For the material that follows, list every line containing the word "overall".

## Material provided
## Begin
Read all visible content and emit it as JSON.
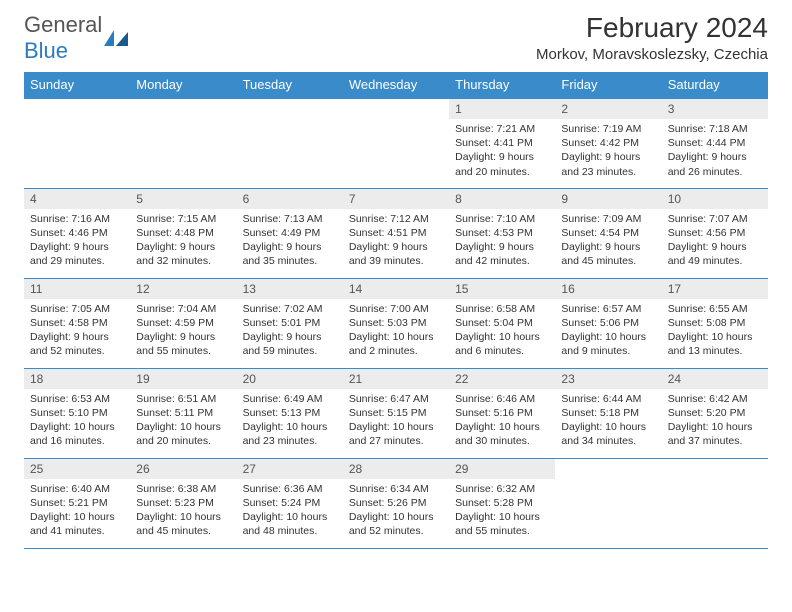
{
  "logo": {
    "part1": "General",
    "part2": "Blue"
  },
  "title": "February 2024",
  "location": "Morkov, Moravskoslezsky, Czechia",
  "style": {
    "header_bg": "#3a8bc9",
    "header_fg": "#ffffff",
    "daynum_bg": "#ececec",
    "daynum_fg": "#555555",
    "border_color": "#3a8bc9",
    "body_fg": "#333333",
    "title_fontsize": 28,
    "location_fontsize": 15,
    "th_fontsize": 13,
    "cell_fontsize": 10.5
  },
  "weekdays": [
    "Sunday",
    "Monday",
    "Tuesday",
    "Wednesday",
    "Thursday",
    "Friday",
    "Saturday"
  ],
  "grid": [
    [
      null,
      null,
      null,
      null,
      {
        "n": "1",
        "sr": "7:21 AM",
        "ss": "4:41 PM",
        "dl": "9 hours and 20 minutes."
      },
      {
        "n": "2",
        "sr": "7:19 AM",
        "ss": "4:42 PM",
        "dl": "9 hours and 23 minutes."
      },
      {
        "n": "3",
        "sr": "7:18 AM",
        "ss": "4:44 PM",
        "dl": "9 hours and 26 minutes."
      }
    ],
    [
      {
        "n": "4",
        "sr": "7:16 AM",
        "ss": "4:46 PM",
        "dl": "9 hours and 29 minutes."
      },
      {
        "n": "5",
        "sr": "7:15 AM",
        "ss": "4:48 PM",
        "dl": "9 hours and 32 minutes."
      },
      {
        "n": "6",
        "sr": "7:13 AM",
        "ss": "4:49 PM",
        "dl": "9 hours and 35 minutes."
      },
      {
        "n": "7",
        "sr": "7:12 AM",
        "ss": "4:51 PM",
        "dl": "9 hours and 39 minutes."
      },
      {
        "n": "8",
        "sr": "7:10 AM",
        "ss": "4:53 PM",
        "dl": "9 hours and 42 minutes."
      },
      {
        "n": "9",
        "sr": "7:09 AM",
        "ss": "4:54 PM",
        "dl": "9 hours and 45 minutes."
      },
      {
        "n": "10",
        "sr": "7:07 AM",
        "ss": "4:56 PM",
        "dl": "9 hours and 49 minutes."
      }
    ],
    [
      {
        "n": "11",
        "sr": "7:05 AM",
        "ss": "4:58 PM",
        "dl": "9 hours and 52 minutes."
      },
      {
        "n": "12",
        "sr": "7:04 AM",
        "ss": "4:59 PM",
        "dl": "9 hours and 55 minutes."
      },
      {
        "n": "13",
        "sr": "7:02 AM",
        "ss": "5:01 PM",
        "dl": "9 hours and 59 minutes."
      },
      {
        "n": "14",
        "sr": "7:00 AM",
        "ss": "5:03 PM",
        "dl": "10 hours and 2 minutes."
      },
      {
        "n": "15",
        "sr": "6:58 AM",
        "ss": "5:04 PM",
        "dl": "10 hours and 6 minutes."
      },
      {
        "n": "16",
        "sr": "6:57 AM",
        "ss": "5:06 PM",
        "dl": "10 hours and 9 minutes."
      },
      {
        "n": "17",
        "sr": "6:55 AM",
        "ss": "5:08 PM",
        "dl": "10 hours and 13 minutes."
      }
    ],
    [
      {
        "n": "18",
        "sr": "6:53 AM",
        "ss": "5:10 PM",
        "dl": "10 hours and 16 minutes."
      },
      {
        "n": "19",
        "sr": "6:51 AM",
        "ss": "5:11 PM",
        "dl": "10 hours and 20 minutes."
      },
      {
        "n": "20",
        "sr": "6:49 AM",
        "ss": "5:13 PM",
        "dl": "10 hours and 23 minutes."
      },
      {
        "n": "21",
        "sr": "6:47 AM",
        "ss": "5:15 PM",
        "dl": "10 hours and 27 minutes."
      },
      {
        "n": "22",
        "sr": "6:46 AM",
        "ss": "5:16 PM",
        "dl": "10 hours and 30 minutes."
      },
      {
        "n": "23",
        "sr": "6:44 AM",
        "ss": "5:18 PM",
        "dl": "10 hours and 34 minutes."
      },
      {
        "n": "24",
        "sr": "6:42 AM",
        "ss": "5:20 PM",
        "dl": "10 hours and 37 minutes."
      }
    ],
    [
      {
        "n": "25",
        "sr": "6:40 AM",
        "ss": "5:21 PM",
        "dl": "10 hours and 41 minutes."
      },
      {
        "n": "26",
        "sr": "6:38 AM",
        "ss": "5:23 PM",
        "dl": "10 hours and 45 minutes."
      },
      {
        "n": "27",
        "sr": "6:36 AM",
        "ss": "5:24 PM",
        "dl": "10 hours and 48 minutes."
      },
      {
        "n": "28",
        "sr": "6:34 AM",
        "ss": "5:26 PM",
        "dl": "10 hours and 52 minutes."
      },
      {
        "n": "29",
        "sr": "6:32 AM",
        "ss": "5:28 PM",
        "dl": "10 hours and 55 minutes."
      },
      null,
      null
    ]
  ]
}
## End
## Begin
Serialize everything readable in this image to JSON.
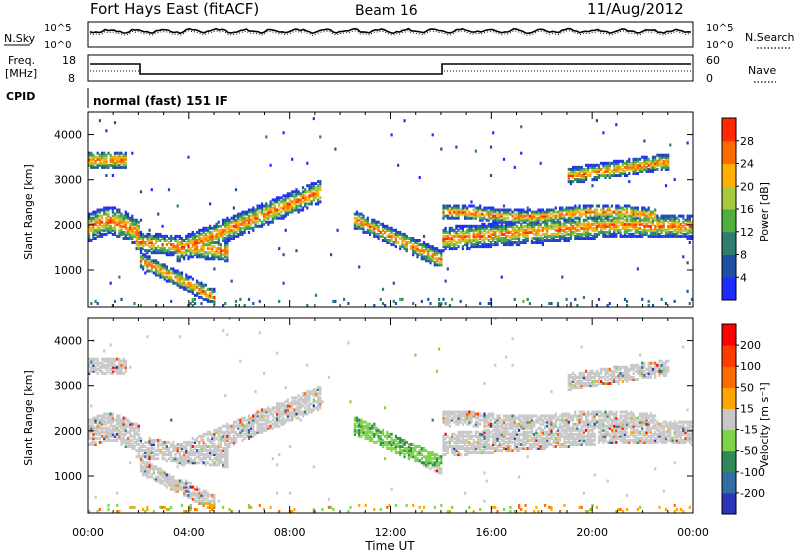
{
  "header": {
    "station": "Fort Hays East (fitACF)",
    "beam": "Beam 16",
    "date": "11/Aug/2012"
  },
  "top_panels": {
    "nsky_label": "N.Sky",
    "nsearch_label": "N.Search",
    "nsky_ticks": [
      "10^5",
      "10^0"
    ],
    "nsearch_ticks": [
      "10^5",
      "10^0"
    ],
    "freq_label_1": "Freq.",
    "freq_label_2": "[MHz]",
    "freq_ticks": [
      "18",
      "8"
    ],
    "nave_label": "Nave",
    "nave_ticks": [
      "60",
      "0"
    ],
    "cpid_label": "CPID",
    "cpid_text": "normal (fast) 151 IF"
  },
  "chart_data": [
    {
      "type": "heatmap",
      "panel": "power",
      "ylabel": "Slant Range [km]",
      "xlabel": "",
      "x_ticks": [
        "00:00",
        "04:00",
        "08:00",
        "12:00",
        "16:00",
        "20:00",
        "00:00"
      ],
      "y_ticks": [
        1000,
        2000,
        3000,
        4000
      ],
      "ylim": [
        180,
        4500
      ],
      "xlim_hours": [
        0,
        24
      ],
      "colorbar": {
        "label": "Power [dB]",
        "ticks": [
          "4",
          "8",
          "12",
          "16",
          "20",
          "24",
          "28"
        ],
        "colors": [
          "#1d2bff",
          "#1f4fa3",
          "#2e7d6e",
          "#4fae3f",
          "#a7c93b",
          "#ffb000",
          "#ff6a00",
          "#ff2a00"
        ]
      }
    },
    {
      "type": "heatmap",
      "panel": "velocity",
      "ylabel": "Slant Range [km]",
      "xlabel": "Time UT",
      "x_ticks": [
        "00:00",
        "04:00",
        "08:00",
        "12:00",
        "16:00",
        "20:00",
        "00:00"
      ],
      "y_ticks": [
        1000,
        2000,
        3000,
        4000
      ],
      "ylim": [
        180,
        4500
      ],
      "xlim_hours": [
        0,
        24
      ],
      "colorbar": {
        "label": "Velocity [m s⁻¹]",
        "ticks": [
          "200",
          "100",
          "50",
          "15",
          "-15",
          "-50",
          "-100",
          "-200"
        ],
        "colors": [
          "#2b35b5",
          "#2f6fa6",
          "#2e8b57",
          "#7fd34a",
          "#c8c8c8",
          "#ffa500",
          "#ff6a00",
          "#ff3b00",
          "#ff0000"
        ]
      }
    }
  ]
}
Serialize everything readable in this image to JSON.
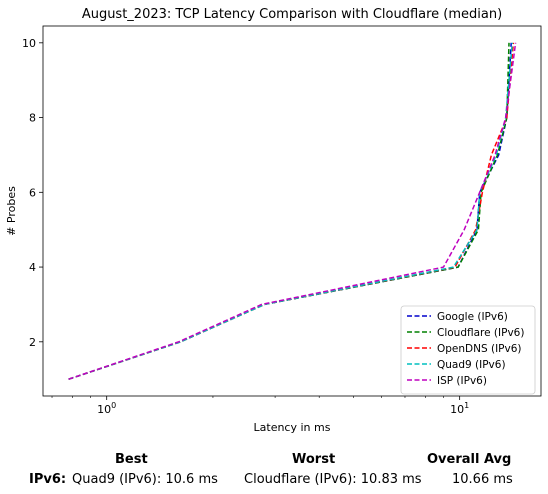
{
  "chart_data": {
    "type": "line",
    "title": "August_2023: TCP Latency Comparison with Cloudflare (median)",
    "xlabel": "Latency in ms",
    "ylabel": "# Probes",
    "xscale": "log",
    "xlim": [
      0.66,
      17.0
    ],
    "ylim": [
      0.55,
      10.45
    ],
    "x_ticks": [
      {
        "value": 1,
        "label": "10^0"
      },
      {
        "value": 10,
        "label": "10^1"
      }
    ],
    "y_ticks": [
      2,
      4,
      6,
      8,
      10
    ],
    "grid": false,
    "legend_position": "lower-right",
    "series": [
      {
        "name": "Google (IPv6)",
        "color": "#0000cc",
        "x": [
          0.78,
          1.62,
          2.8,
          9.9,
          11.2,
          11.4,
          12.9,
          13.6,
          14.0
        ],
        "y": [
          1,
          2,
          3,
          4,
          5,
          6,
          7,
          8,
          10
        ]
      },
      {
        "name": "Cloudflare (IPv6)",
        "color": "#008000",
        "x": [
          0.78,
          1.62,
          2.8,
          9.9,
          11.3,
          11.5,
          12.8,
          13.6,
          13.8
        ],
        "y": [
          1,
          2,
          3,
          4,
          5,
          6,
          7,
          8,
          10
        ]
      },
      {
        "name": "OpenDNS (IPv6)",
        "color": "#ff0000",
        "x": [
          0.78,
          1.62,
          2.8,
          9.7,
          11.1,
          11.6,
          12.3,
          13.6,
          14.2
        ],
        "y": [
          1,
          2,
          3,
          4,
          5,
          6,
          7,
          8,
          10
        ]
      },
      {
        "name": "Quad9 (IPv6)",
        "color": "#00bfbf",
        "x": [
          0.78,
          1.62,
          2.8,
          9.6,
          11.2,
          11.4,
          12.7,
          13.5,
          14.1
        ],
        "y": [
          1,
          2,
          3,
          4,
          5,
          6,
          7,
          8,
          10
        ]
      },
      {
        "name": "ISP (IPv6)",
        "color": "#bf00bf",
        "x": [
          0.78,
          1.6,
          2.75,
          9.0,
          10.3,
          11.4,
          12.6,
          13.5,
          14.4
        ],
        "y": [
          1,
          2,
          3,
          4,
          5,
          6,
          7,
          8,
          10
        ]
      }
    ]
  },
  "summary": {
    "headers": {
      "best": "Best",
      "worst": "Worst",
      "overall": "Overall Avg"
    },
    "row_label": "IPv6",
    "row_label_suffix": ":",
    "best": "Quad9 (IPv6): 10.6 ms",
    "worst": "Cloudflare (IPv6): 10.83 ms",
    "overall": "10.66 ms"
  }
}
## End
## Output of the task
      "overall": "Overall Avg"
    "overall": "10.66 ms"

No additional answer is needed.